# Work to complete:
Repeat the listing that follows, character for character, minus the pictures.
--------
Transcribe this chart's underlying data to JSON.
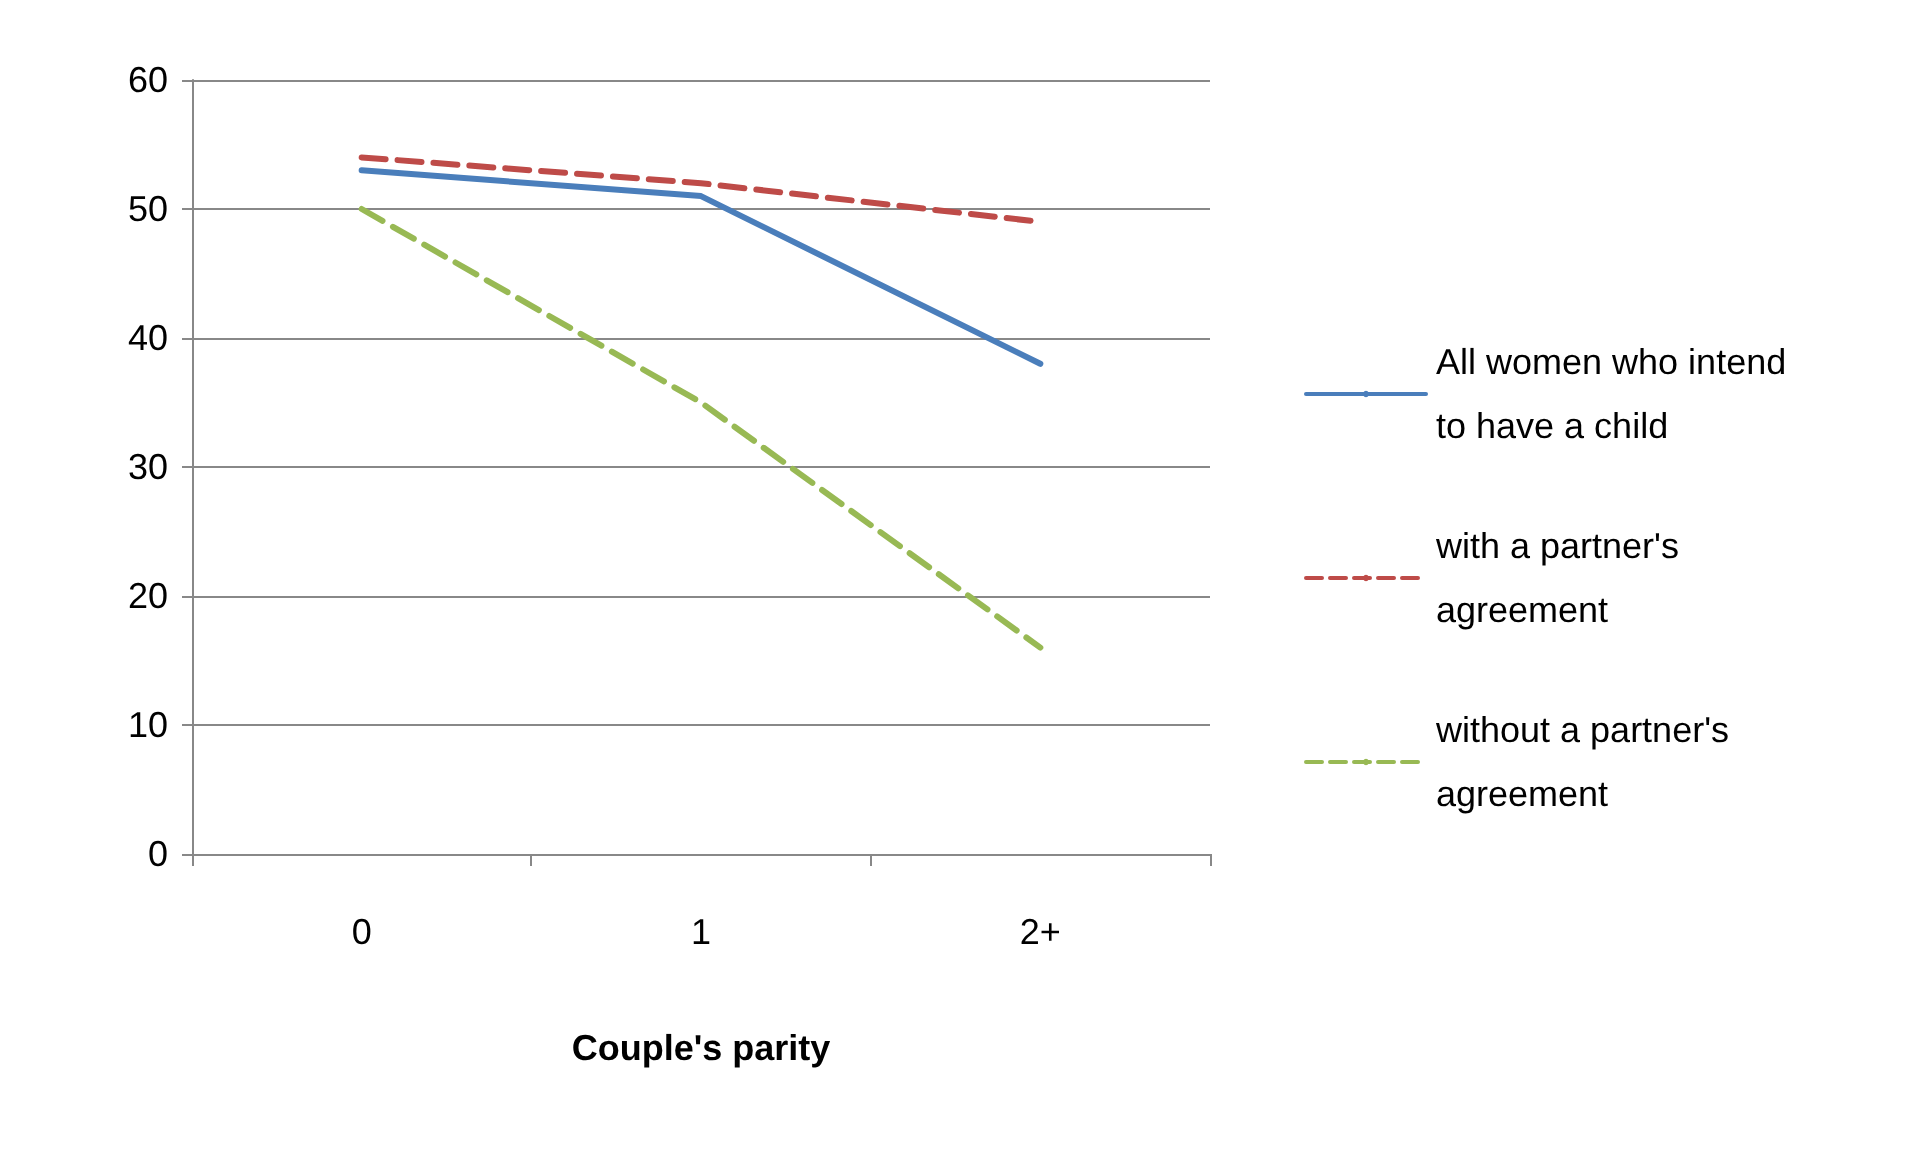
{
  "chart_data": {
    "type": "line",
    "xlabel": "Couple's parity",
    "categories": [
      "0",
      "1",
      "2+"
    ],
    "series": [
      {
        "name": "All women who intend to have a child",
        "color": "#4a7ebb",
        "line_style": "solid",
        "values": [
          53,
          51,
          38
        ]
      },
      {
        "name": "with a partner's agreement",
        "color": "#be4b48",
        "line_style": "dashed",
        "values": [
          54,
          52,
          49
        ]
      },
      {
        "name": "without a partner's agreement",
        "color": "#98b954",
        "line_style": "dashed",
        "values": [
          50,
          35,
          16
        ]
      }
    ],
    "ylim": [
      0,
      60
    ],
    "yticks": [
      0,
      10,
      20,
      30,
      40,
      50,
      60
    ],
    "grid": "y",
    "legend": "right",
    "marker": "none"
  }
}
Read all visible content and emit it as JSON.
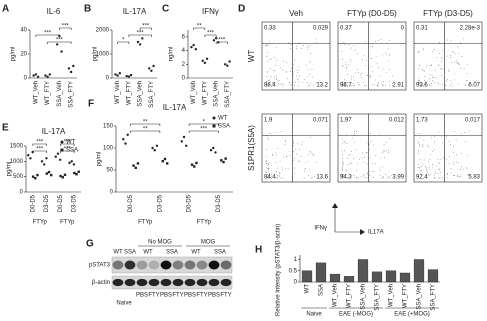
{
  "panel_labels": [
    "A",
    "B",
    "C",
    "D",
    "E",
    "F",
    "G",
    "H"
  ],
  "chart_data": [
    {
      "type": "dot",
      "title": "IL-6",
      "ylabel": "pg/ml",
      "color": "#222",
      "categories": [
        "WT_Veh",
        "WT_FTY",
        "SSA_Veh",
        "SSA_FTY"
      ],
      "values": [
        [
          2,
          3,
          1
        ],
        [
          2,
          1,
          3
        ],
        [
          28,
          35,
          22
        ],
        [
          8,
          5,
          10
        ]
      ],
      "ylim": [
        0,
        40
      ],
      "yticks": [
        0,
        20,
        40
      ],
      "annotations": [
        "***",
        "***",
        "***"
      ]
    },
    {
      "type": "dot",
      "title": "IL-17A",
      "ylabel": "pg/ml",
      "color": "#222",
      "categories": [
        "WT_Veh",
        "WT_FTY",
        "SSA_Veh",
        "SSA_FTY"
      ],
      "values": [
        [
          150,
          100,
          200
        ],
        [
          80,
          60,
          120
        ],
        [
          1500,
          1400,
          1650
        ],
        [
          400,
          300,
          500
        ]
      ],
      "ylim": [
        0,
        2000
      ],
      "yticks": [
        0,
        1000,
        2000
      ],
      "annotations": [
        "***",
        "*",
        "***"
      ]
    },
    {
      "type": "dot",
      "title": "IFNγ",
      "ylabel": "ng/ml",
      "color": "#222",
      "categories": [
        "WT_Veh",
        "WT_FTY",
        "SSA_Veh",
        "SSA_FTY"
      ],
      "values": [
        [
          4.5,
          4.8,
          4.2
        ],
        [
          2.5,
          2.2,
          2.8
        ],
        [
          5.5,
          5.8,
          5.2
        ],
        [
          2.0,
          1.8,
          2.4
        ]
      ],
      "ylim": [
        0,
        7
      ],
      "yticks": [
        0,
        2,
        4,
        6
      ],
      "annotations": [
        "**",
        "***",
        "***"
      ]
    },
    {
      "type": "dot",
      "title": "IL-17A",
      "ylabel": "pg/ml",
      "categories": [
        "D0-D5",
        "D3-D5",
        "D0-D5",
        "D3-D5"
      ],
      "groups": [
        "FTYp",
        "FTYp"
      ],
      "series": [
        {
          "name": "WT",
          "marker": "circle",
          "color": "#222",
          "values": [
            [
              1200,
              1100,
              1300
            ],
            [
              1000,
              900,
              1100
            ],
            [
              1150,
              1250,
              1050
            ],
            [
              950,
              1000,
              900
            ]
          ]
        },
        {
          "name": "SSA",
          "marker": "square",
          "color": "#222",
          "values": [
            [
              500,
              450,
              550
            ],
            [
              600,
              650,
              550
            ],
            [
              520,
              480,
              560
            ],
            [
              620,
              580,
              660
            ]
          ]
        }
      ],
      "ylim": [
        0,
        1500
      ],
      "yticks": [
        0,
        500,
        1000,
        1500
      ],
      "annotations": [
        "***",
        "***",
        "***",
        "***"
      ]
    },
    {
      "type": "dot",
      "title": "IL-17A",
      "ylabel": "pg/ml",
      "categories": [
        "D0-D5",
        "D3-D5",
        "D0-D5",
        "D3-D5"
      ],
      "groups": [
        "FTYp",
        "FTYp"
      ],
      "series": [
        {
          "name": "WT",
          "marker": "circle",
          "color": "#222",
          "values": [
            [
              120,
              110,
              130
            ],
            [
              100,
              95,
              105
            ],
            [
              115,
              125,
              105
            ],
            [
              95,
              100,
              90
            ]
          ]
        },
        {
          "name": "SSA",
          "marker": "square",
          "color": "#222",
          "values": [
            [
              60,
              55,
              65
            ],
            [
              70,
              75,
              65
            ],
            [
              62,
              58,
              66
            ],
            [
              72,
              68,
              76
            ]
          ]
        }
      ],
      "ylim": [
        0,
        150
      ],
      "yticks": [
        0,
        50,
        100,
        150
      ],
      "annotations": [
        "**",
        "**",
        "*",
        "***"
      ]
    },
    {
      "type": "bar",
      "ylabel": "Relative Intensity (pSTAT3/β-actin)",
      "color": "#555",
      "categories": [
        "WT",
        "SSA",
        "WT_Veh",
        "WT_FTY",
        "SSA_Veh",
        "SSA_FTY",
        "WT_Veh",
        "WT_FTY",
        "SSA_Veh",
        "SSA_FTY"
      ],
      "values": [
        0.5,
        0.85,
        0.35,
        0.25,
        1.0,
        0.45,
        0.5,
        0.4,
        1.0,
        0.55
      ],
      "groups": [
        "Naive",
        "EAE (-MOG)",
        "EAE (+MOG)"
      ],
      "ylim": [
        0,
        1.2
      ],
      "yticks": [
        0,
        0.5,
        1
      ]
    }
  ],
  "flow": {
    "columns": [
      "Veh",
      "FTYp (D0-D5)",
      "FTYp (D3-D5)"
    ],
    "rows": [
      "WT",
      "S1PR1(S5A)"
    ],
    "quadrants": [
      [
        [
          "0.33",
          "0.029",
          "86.4",
          "13.2"
        ],
        [
          "0.37",
          "0",
          "96.7",
          "2.91"
        ],
        [
          "0.31",
          "2.28e-3",
          "93.6",
          "6.07"
        ]
      ],
      [
        [
          "1.9",
          "0.071",
          "84.4",
          "13.6"
        ],
        [
          "1.97",
          "0.012",
          "94.3",
          "3.99"
        ],
        [
          "1.73",
          "0.017",
          "92.4",
          "5.83"
        ]
      ]
    ],
    "xlabel": "IL17A",
    "ylabel": "IFNγ"
  },
  "blot": {
    "naive_labels": [
      "WT",
      "SSA"
    ],
    "groups": [
      {
        "name": "No MOG",
        "labels": [
          "WT",
          "SSA"
        ]
      },
      {
        "name": "MOG",
        "labels": [
          "WT",
          "SSA"
        ]
      }
    ],
    "row_labels": [
      "pSTAT3",
      "β-actin"
    ],
    "naive": "Naive",
    "treatments": [
      "PBS",
      "FTY",
      "PBS",
      "FTY",
      "PBS",
      "FTY",
      "PBS",
      "FTY"
    ]
  }
}
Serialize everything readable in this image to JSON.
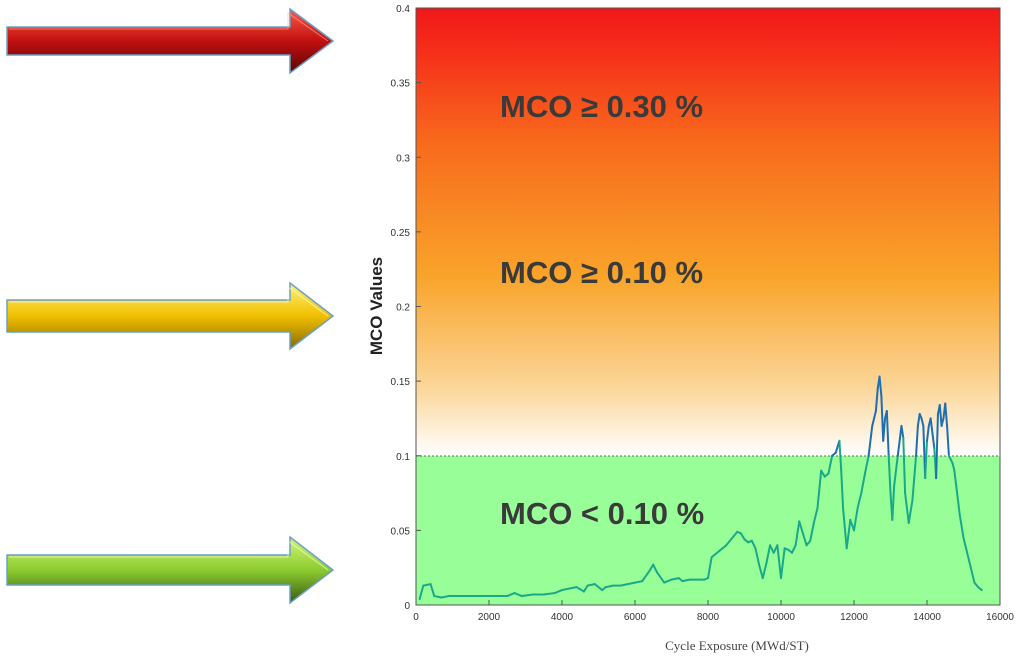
--------
# Written reply:
Transcribe this chart's underlying data to JSON.
{
  "chart_data": {
    "type": "line",
    "xlabel": "Couple's parity",
    "categories": [
      "0",
      "1",
      "2+"
    ],
    "series": [
      {
        "name": "All women who intend to have a child",
        "color": "#4a7ebb",
        "line_style": "solid",
        "values": [
          53,
          51,
          38
        ]
      },
      {
        "name": "with a partner's agreement",
        "color": "#be4b48",
        "line_style": "dashed",
        "values": [
          54,
          52,
          49
        ]
      },
      {
        "name": "without a partner's agreement",
        "color": "#98b954",
        "line_style": "dashed",
        "values": [
          50,
          35,
          16
        ]
      }
    ],
    "ylim": [
      0,
      60
    ],
    "yticks": [
      0,
      10,
      20,
      30,
      40,
      50,
      60
    ],
    "grid": "y",
    "legend": "right",
    "marker": "none"
  }
}
Read all visible content and emit it as JSON.
{
  "panel_labels": [
    "A",
    "B",
    "C",
    "D",
    "E",
    "F",
    "G",
    "H"
  ],
  "chart_data": [
    {
      "type": "dot",
      "title": "IL-6",
      "ylabel": "pg/ml",
      "color": "#222",
      "categories": [
        "WT_Veh",
        "WT_FTY",
        "SSA_Veh",
        "SSA_FTY"
      ],
      "values": [
        [
          2,
          3,
          1
        ],
        [
          2,
          1,
          3
        ],
        [
          28,
          35,
          22
        ],
        [
          8,
          5,
          10
        ]
      ],
      "ylim": [
        0,
        40
      ],
      "yticks": [
        0,
        20,
        40
      ],
      "annotations": [
        "***",
        "***",
        "***"
      ]
    },
    {
      "type": "dot",
      "title": "IL-17A",
      "ylabel": "pg/ml",
      "color": "#222",
      "categories": [
        "WT_Veh",
        "WT_FTY",
        "SSA_Veh",
        "SSA_FTY"
      ],
      "values": [
        [
          150,
          100,
          200
        ],
        [
          80,
          60,
          120
        ],
        [
          1500,
          1400,
          1650
        ],
        [
          400,
          300,
          500
        ]
      ],
      "ylim": [
        0,
        2000
      ],
      "yticks": [
        0,
        1000,
        2000
      ],
      "annotations": [
        "***",
        "*",
        "***"
      ]
    },
    {
      "type": "dot",
      "title": "IFNγ",
      "ylabel": "ng/ml",
      "color": "#222",
      "categories": [
        "WT_Veh",
        "WT_FTY",
        "SSA_Veh",
        "SSA_FTY"
      ],
      "values": [
        [
          4.5,
          4.8,
          4.2
        ],
        [
          2.5,
          2.2,
          2.8
        ],
        [
          5.5,
          5.8,
          5.2
        ],
        [
          2.0,
          1.8,
          2.4
        ]
      ],
      "ylim": [
        0,
        7
      ],
      "yticks": [
        0,
        2,
        4,
        6
      ],
      "annotations": [
        "**",
        "***",
        "***"
      ]
    },
    {
      "type": "dot",
      "title": "IL-17A",
      "ylabel": "pg/ml",
      "categories": [
        "D0-D5",
        "D3-D5",
        "D0-D5",
        "D3-D5"
      ],
      "groups": [
        "FTYp",
        "FTYp"
      ],
      "series": [
        {
          "name": "WT",
          "marker": "circle",
          "color": "#222",
          "values": [
            [
              1200,
              1100,
              1300
            ],
            [
              1000,
              900,
              1100
            ],
            [
              1150,
              1250,
              1050
            ],
            [
              950,
              1000,
              900
            ]
          ]
        },
        {
          "name": "SSA",
          "marker": "square",
          "color": "#222",
          "values": [
            [
              500,
              450,
              550
            ],
            [
              600,
              650,
              550
            ],
            [
              520,
              480,
              560
            ],
            [
              620,
              580,
              660
            ]
          ]
        }
      ],
      "ylim": [
        0,
        1500
      ],
      "yticks": [
        0,
        500,
        1000,
        1500
      ],
      "annotations": [
        "***",
        "***",
        "***",
        "***"
      ]
    },
    {
      "type": "dot",
      "title": "IL-17A",
      "ylabel": "pg/ml",
      "categories": [
        "D0-D5",
        "D3-D5",
        "D0-D5",
        "D3-D5"
      ],
      "groups": [
        "FTYp",
        "FTYp"
      ],
      "series": [
        {
          "name": "WT",
          "marker": "circle",
          "color": "#222",
          "values": [
            [
              120,
              110,
              130
            ],
            [
              100,
              95,
              105
            ],
            [
              115,
              125,
              105
            ],
            [
              95,
              100,
              90
            ]
          ]
        },
        {
          "name": "SSA",
          "marker": "square",
          "color": "#222",
          "values": [
            [
              60,
              55,
              65
            ],
            [
              70,
              75,
              65
            ],
            [
              62,
              58,
              66
            ],
            [
              72,
              68,
              76
            ]
          ]
        }
      ],
      "ylim": [
        0,
        150
      ],
      "yticks": [
        0,
        50,
        100,
        150
      ],
      "annotations": [
        "**",
        "**",
        "*",
        "***"
      ]
    },
    {
      "type": "bar",
      "ylabel": "Relative Intensity (pSTAT3/β-actin)",
      "color": "#555",
      "categories": [
        "WT",
        "SSA",
        "WT_Veh",
        "WT_FTY",
        "SSA_Veh",
        "SSA_FTY",
        "WT_Veh",
        "WT_FTY",
        "SSA_Veh",
        "SSA_FTY"
      ],
      "values": [
        0.5,
        0.85,
        0.35,
        0.25,
        1.0,
        0.45,
        0.5,
        0.4,
        1.0,
        0.55
      ],
      "groups": [
        "Naive",
        "EAE (-MOG)",
        "EAE (+MOG)"
      ],
      "ylim": [
        0,
        1.2
      ],
      "yticks": [
        0,
        0.5,
        1
      ]
    }
  ],
  "flow": {
    "columns": [
      "Veh",
      "FTYp (D0-D5)",
      "FTYp (D3-D5)"
    ],
    "rows": [
      "WT",
      "S1PR1(S5A)"
    ],
    "quadrants": [
      [
        [
          "0.33",
          "0.029",
          "86.4",
          "13.2"
        ],
        [
          "0.37",
          "0",
          "96.7",
          "2.91"
        ],
        [
          "0.31",
          "2.28e-3",
          "93.6",
          "6.07"
        ]
      ],
      [
        [
          "1.9",
          "0.071",
          "84.4",
          "13.6"
        ],
        [
          "1.97",
          "0.012",
          "94.3",
          "3.99"
        ],
        [
          "1.73",
          "0.017",
          "92.4",
          "5.83"
        ]
      ]
    ],
    "xlabel": "IL17A",
    "ylabel": "IFNγ"
  },
  "blot": {
    "naive_labels": [
      "WT",
      "SSA"
    ],
    "groups": [
      {
        "name": "No MOG",
        "labels": [
          "WT",
          "SSA"
        ]
      },
      {
        "name": "MOG",
        "labels": [
          "WT",
          "SSA"
        ]
      }
    ],
    "row_labels": [
      "pSTAT3",
      "β-actin"
    ],
    "naive": "Naive",
    "treatments": [
      "PBS",
      "FTY",
      "PBS",
      "FTY",
      "PBS",
      "FTY",
      "PBS",
      "FTY"
    ]
  }
}
Serialize everything readable in this image to JSON.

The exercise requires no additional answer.